Description of the task:
Search the entries for the word "Pump" and pull out each line that has it.

Information shown:
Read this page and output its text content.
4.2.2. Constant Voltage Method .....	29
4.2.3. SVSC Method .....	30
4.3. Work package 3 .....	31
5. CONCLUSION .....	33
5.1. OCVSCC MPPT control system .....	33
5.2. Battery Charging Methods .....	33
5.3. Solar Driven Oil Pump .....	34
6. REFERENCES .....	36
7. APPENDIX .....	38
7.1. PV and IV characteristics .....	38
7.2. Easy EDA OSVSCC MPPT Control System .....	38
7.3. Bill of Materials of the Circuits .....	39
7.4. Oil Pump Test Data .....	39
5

The output:
5.3. Solar Driven Oil Pump .....	34
7.4. Oil Pump Test Data .....	39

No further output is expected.